__Required tasks__:
1 > Reproduce everything in the newsgroup post from "The shallow water" down to "time step).", word for word.
2 > Decide whether each statement agrees with the newsgroup post, answering yes or no and quoting the words that settle it. (a) The 171.swim benchmark uses a square grid. (b) The shallow water equations consist of four equations. (c) In the middle 1980's, the writer's research group was praised for continuing to use shallow water models.

__Passage given__:
** START **

Some shallow water modelling is certainly still done for nearshore
environments and lakes.   Although the theoretical foundations of
time-skewing are based on the hyperbolic nature of the equations
(and are therefore applicable to any implementation), I think it
quite unlikely that any automatic system could "do the right thing"
for shallow water equations on irregular or unstructured meshes
(which would be more representative of current applications).

When I was working on my Ph.D. in the middle 1980's, my research
group drew a fair amount of criticism for continuing to use shallow
water models.   So this level of sophistication was considered
antique almost twenty years ago.  It is still applicable to some
specific theoretical problems (and I used a simple shallow water
model in a paper in 1995 with no objections), but I would certainly
not contend that these applications actually drive the purchase
of very many computers.

The 171.swim benchmark in SPEC is really a toy: in the complexity
of the geometry (square), the complexity of the grid (square),
and the complexity of the physics (none).   Enhancements to the
usefulness of the model in any of those directions would almost
certainly prevent automatic application of the time-skewing
transformations.

--
John D. McCalpin, Ph.D.           mccalpin@austin.ibm.com
Senior Technical Staff Member     IBM POWER Microprocessor Development
    "I am willing to make mistakes as long as
     someone else is willing to learn from them."

From: mccalpin@gmp246.austin.ibm.com (McCalpin)
Newsgroups: comp.arch,comp.benchmarks,comp.sys.super
Subject: Re: Sun breaks another SPEC benchmark
Date: Mon, 24 Mar 2003 13:07:39 +0000 (UTC)
Message-ID: <b5mvur$bb4$1@ausnews.austin.ibm.com>

In article <Lvwfa.196539$L1.33670@sccrnsc02>,
Glen Herrmannsfeldt <gah@ugcs.caltech.edu> wrote:
>
>It sounds sort of like a partial differential equation solver, though seven
>arrays is more than I usually see.

The shallow water equations are a set of hyperbolic equations.
There are three equations and the resulting system is hyperbolic
(which basically means that information propagates at finite
speeds, or in this case, a finite number of grid points per
time step).

>I have worked on Poisson solvers before, and thought some how the
>access patterns affect the timing.

** END **

(Annotations of layout elements)
** START **

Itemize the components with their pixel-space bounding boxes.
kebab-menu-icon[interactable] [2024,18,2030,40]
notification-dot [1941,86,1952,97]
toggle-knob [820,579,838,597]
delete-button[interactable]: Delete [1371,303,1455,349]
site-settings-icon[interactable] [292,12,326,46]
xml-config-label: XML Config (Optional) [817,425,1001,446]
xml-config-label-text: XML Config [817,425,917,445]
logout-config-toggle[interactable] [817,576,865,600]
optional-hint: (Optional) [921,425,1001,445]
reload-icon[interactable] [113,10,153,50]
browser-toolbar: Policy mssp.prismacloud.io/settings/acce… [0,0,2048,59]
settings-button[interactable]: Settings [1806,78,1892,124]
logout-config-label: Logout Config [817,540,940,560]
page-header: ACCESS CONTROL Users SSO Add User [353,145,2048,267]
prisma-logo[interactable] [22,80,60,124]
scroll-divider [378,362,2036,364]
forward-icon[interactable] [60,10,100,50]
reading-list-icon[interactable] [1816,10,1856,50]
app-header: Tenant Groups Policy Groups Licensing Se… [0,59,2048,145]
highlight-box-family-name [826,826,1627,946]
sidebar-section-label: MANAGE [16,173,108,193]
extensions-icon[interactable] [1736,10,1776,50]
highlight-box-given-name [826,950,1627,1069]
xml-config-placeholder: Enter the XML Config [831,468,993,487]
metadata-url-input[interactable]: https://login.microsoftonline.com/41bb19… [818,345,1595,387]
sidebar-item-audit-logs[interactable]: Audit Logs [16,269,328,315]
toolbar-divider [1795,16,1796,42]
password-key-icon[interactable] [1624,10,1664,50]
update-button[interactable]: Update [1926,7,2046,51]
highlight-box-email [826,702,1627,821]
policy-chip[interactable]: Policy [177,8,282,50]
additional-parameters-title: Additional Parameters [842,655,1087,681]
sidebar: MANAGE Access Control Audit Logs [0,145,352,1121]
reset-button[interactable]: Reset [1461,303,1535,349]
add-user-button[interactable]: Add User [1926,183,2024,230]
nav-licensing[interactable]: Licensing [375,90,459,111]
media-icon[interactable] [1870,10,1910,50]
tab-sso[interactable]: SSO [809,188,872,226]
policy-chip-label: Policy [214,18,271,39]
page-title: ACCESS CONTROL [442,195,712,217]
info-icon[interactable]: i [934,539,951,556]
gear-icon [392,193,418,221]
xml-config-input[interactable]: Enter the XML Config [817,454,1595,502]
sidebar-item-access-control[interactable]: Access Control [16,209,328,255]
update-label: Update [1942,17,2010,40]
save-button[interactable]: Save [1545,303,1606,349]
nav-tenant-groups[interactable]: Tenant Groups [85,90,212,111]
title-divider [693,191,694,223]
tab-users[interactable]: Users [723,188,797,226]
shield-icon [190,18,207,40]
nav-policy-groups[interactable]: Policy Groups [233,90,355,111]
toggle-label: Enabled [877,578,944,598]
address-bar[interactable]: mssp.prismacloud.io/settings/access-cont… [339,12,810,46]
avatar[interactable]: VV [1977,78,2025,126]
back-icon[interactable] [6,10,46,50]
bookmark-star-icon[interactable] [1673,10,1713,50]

** END **

__Response list__:
1 >
The shallow water equations are a set of hyperbolic equations.
There are three equations and the resulting system is hyperbolic
(which basically means that information propagates at finite
speeds, or in this case, a finite number of grid points per
time step).

2 >
(a) Yes: "the complexity of the grid (square)".
(b) No: "There are three equations".
(c) No: "my research group drew a fair amount of criticism for continuing to use shallow water models".